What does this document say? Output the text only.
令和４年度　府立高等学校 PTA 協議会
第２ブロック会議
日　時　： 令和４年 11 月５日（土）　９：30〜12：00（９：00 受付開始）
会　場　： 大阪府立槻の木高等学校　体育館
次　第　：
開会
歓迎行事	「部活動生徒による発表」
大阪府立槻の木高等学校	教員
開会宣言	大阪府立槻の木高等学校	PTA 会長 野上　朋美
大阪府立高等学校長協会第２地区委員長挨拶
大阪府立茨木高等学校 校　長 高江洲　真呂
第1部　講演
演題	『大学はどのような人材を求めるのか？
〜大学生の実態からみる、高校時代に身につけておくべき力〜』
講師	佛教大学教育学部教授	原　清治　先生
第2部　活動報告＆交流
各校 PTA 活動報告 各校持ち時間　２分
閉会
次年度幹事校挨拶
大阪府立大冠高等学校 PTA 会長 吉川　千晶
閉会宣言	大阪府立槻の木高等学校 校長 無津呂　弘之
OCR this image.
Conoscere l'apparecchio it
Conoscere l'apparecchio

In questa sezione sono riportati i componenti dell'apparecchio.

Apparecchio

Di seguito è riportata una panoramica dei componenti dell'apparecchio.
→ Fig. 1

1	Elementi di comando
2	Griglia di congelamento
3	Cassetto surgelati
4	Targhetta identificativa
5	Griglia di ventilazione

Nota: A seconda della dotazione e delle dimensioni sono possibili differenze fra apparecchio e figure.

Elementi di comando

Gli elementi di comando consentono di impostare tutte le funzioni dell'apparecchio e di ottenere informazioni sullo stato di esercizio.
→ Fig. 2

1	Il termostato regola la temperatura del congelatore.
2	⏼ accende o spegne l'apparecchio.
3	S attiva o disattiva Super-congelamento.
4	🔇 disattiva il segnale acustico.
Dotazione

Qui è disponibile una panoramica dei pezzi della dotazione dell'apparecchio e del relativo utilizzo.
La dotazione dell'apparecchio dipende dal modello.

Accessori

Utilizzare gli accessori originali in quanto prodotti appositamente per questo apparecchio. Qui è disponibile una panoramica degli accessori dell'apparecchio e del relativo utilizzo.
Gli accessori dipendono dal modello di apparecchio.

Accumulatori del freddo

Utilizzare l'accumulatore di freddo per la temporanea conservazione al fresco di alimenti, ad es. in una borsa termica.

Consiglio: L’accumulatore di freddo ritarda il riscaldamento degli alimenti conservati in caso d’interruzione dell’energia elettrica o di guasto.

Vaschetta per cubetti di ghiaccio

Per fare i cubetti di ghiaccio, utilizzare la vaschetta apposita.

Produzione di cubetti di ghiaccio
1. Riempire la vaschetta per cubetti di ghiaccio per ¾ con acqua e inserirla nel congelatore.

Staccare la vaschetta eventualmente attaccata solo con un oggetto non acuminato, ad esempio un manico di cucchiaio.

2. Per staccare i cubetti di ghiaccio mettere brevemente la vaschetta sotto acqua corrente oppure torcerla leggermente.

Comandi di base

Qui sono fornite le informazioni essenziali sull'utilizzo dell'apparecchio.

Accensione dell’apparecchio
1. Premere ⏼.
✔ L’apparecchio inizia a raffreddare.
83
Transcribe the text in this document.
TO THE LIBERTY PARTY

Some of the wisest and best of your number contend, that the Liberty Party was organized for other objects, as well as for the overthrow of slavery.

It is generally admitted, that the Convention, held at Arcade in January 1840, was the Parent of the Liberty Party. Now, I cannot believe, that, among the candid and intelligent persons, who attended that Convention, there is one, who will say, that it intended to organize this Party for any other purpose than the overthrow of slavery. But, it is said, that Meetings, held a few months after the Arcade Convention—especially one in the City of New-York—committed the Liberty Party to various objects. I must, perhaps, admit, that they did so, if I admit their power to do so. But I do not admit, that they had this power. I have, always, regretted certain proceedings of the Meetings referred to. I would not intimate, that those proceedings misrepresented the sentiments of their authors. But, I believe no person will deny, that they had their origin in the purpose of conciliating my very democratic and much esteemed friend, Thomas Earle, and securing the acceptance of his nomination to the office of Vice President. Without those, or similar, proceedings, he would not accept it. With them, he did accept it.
★ ★ ★ ★ ★
▶ TASK DIRECTIONS
Extract the full listing and reproduce each line exactly.

▶ EXERCISE ANSWER
What does this document say? Output the text only.
令和４年度　府立高等学校 PTA 協議会
第２ブロック会議
日　時　： 令和４年 11 月５日（土）　９：30〜12：00（９：00 受付開始）
会　場　： 大阪府立槻の木高等学校　体育館
次　第　：
開会
歓迎行事	「部活動生徒による発表」
大阪府立槻の木高等学校	教員
開会宣言	大阪府立槻の木高等学校	PTA 会長 野上　朋美
大阪府立高等学校長協会第２地区委員長挨拶
大阪府立茨木高等学校 校　長 高江洲　真呂
第1部　講演
演題	『大学はどのような人材を求めるのか？
〜大学生の実態からみる、高校時代に身につけておくべき力〜』
講師	佛教大学教育学部教授	原　清治　先生
第2部　活動報告＆交流
各校 PTA 活動報告 各校持ち時間　２分
閉会
次年度幹事校挨拶
大阪府立大冠高等学校 PTA 会長 吉川　千晶
閉会宣言	大阪府立槻の木高等学校 校長 無津呂　弘之
OCR this image.
Conoscere l'apparecchio it
Conoscere l'apparecchio

In questa sezione sono riportati i componenti dell'apparecchio.

Apparecchio

Di seguito è riportata una panoramica dei componenti dell'apparecchio.
→ Fig. 1

1	Elementi di comando
2	Griglia di congelamento
3	Cassetto surgelati
4	Targhetta identificativa
5	Griglia di ventilazione

Nota: A seconda della dotazione e delle dimensioni sono possibili differenze fra apparecchio e figure.

Elementi di comando

Gli elementi di comando consentono di impostare tutte le funzioni dell'apparecchio e di ottenere informazioni sullo stato di esercizio.
→ Fig. 2

1	Il termostato regola la temperatura del congelatore.
2	⏼ accende o spegne l'apparecchio.
3	S attiva o disattiva Super-congelamento.
4	🔇 disattiva il segnale acustico.
Dotazione

Qui è disponibile una panoramica dei pezzi della dotazione dell'apparecchio e del relativo utilizzo.
La dotazione dell'apparecchio dipende dal modello.

Accessori

Utilizzare gli accessori originali in quanto prodotti appositamente per questo apparecchio. Qui è disponibile una panoramica degli accessori dell'apparecchio e del relativo utilizzo.
Gli accessori dipendono dal modello di apparecchio.

Accumulatori del freddo

Utilizzare l'accumulatore di freddo per la temporanea conservazione al fresco di alimenti, ad es. in una borsa termica.

Consiglio: L’accumulatore di freddo ritarda il riscaldamento degli alimenti conservati in caso d’interruzione dell’energia elettrica o di guasto.

Vaschetta per cubetti di ghiaccio

Per fare i cubetti di ghiaccio, utilizzare la vaschetta apposita.

Produzione di cubetti di ghiaccio
1. Riempire la vaschetta per cubetti di ghiaccio per ¾ con acqua e inserirla nel congelatore.

Staccare la vaschetta eventualmente attaccata solo con un oggetto non acuminato, ad esempio un manico di cucchiaio.

2. Per staccare i cubetti di ghiaccio mettere brevemente la vaschetta sotto acqua corrente oppure torcerla leggermente.

Comandi di base

Qui sono fornite le informazioni essenziali sull'utilizzo dell'apparecchio.

Accensione dell’apparecchio
1. Premere ⏼.
✔ L’apparecchio inizia a raffreddare.
83
Transcribe the text in this document.
TO THE LIBERTY PARTY

Some of the wisest and best of your number contend, that the Liberty Party was organized for other objects, as well as for the overthrow of slavery.

It is generally admitted, that the Convention, held at Arcade in January 1840, was the Parent of the Liberty Party. Now, I cannot believe, that, among the candid and intelligent persons, who attended that Convention, there is one, who will say, that it intended to organize this Party for any other purpose than the overthrow of slavery. But, it is said, that Meetings, held a few months after the Arcade Convention—especially one in the City of New-York—committed the Liberty Party to various objects. I must, perhaps, admit, that they did so, if I admit their power to do so. But I do not admit, that they had this power. I have, always, regretted certain proceedings of the Meetings referred to. I would not intimate, that those proceedings misrepresented the sentiments of their authors. But, I believe no person will deny, that they had their origin in the purpose of conciliating my very democratic and much esteemed friend, Thomas Earle, and securing the acceptance of his nomination to the office of Vice President. Without those, or similar, proceedings, he would not accept it. With them, he did accept it.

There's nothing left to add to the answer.